(Set task) Repeat every line of the material, character for character.

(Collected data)
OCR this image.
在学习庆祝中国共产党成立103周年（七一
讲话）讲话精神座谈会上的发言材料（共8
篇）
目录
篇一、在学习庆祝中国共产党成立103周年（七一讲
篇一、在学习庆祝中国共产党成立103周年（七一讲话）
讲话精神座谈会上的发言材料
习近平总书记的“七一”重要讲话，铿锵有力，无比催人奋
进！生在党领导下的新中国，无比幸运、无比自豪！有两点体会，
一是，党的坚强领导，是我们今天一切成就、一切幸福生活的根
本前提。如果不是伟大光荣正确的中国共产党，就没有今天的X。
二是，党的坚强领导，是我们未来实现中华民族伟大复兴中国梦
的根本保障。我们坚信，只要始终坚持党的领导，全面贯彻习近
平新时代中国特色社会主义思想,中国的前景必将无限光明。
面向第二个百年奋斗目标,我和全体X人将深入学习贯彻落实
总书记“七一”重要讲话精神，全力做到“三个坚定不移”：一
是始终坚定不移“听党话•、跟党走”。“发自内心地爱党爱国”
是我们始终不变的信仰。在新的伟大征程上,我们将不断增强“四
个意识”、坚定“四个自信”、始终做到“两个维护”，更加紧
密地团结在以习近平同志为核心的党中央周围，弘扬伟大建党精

(Correct result)
OCR this image.
在学习庆祝中国共产党成立103周年（七一
讲话）讲话精神座谈会上的发言材料（共8
篇）
目录
篇一、在学习庆祝中国共产党成立103周年（七一讲
篇一、在学习庆祝中国共产党成立103周年（七一讲话）
讲话精神座谈会上的发言材料
习近平总书记的“七一”重要讲话，铿锵有力，无比催人奋
进！生在党领导下的新中国，无比幸运、无比自豪！有两点体会，
一是，党的坚强领导，是我们今天一切成就、一切幸福生活的根
本前提。如果不是伟大光荣正确的中国共产党，就没有今天的X。
二是，党的坚强领导，是我们未来实现中华民族伟大复兴中国梦
的根本保障。我们坚信，只要始终坚持党的领导，全面贯彻习近
平新时代中国特色社会主义思想,中国的前景必将无限光明。
面向第二个百年奋斗目标,我和全体X人将深入学习贯彻落实
总书记“七一”重要讲话精神，全力做到“三个坚定不移”：一
是始终坚定不移“听党话•、跟党走”。“发自内心地爱党爱国”
是我们始终不变的信仰。在新的伟大征程上,我们将不断增强“四
个意识”、坚定“四个自信”、始终做到“两个维护”，更加紧
密地团结在以习近平同志为核心的党中央周围，弘扬伟大建党精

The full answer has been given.